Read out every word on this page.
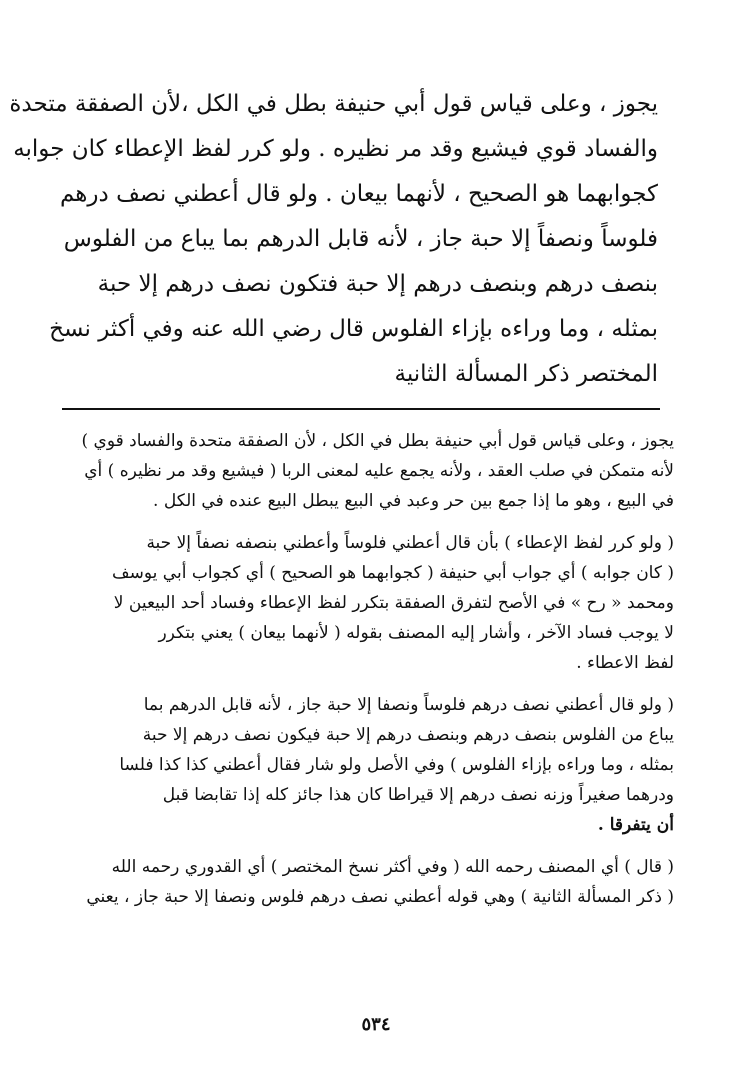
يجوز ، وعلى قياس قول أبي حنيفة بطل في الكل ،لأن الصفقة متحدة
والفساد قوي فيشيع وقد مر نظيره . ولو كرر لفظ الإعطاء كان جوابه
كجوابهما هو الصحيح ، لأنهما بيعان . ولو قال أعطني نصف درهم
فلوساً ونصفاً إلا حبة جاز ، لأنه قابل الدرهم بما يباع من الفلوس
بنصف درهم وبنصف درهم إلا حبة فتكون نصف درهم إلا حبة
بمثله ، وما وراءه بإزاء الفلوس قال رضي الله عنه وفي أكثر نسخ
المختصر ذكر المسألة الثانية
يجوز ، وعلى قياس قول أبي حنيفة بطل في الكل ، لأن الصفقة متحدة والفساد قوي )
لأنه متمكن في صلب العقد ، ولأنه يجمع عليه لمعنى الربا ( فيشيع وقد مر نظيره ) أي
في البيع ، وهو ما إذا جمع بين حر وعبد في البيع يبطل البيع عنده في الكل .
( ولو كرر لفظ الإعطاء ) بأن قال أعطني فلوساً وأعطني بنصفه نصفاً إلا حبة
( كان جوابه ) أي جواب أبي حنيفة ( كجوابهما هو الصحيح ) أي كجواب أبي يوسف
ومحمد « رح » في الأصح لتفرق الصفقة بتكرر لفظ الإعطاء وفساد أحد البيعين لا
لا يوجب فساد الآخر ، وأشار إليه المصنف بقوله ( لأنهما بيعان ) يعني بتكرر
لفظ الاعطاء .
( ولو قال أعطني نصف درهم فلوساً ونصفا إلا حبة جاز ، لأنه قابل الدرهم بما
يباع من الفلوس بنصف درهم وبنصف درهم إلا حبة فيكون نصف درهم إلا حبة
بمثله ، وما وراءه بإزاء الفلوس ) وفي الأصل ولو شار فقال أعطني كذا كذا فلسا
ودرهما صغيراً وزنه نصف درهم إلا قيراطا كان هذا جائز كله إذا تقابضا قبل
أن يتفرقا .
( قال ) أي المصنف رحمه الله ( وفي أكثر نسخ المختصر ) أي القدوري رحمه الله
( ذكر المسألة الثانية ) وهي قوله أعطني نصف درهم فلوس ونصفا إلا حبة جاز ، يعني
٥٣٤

#### WORK TO BE COMPLETED
Skip the pictures, then retype every line above exactly.

#### CORRECT RESULT
Read out every word on this page.
يجوز ، وعلى قياس قول أبي حنيفة بطل في الكل ،لأن الصفقة متحدة
والفساد قوي فيشيع وقد مر نظيره . ولو كرر لفظ الإعطاء كان جوابه
كجوابهما هو الصحيح ، لأنهما بيعان . ولو قال أعطني نصف درهم
فلوساً ونصفاً إلا حبة جاز ، لأنه قابل الدرهم بما يباع من الفلوس
بنصف درهم وبنصف درهم إلا حبة فتكون نصف درهم إلا حبة
بمثله ، وما وراءه بإزاء الفلوس قال رضي الله عنه وفي أكثر نسخ
المختصر ذكر المسألة الثانية
يجوز ، وعلى قياس قول أبي حنيفة بطل في الكل ، لأن الصفقة متحدة والفساد قوي )
لأنه متمكن في صلب العقد ، ولأنه يجمع عليه لمعنى الربا ( فيشيع وقد مر نظيره ) أي
في البيع ، وهو ما إذا جمع بين حر وعبد في البيع يبطل البيع عنده في الكل .
( ولو كرر لفظ الإعطاء ) بأن قال أعطني فلوساً وأعطني بنصفه نصفاً إلا حبة
( كان جوابه ) أي جواب أبي حنيفة ( كجوابهما هو الصحيح ) أي كجواب أبي يوسف
ومحمد « رح » في الأصح لتفرق الصفقة بتكرر لفظ الإعطاء وفساد أحد البيعين لا
لا يوجب فساد الآخر ، وأشار إليه المصنف بقوله ( لأنهما بيعان ) يعني بتكرر
لفظ الاعطاء .
( ولو قال أعطني نصف درهم فلوساً ونصفا إلا حبة جاز ، لأنه قابل الدرهم بما
يباع من الفلوس بنصف درهم وبنصف درهم إلا حبة فيكون نصف درهم إلا حبة
بمثله ، وما وراءه بإزاء الفلوس ) وفي الأصل ولو شار فقال أعطني كذا كذا فلسا
ودرهما صغيراً وزنه نصف درهم إلا قيراطا كان هذا جائز كله إذا تقابضا قبل
أن يتفرقا .
( قال ) أي المصنف رحمه الله ( وفي أكثر نسخ المختصر ) أي القدوري رحمه الله
( ذكر المسألة الثانية ) وهي قوله أعطني نصف درهم فلوس ونصفا إلا حبة جاز ، يعني
٥٣٤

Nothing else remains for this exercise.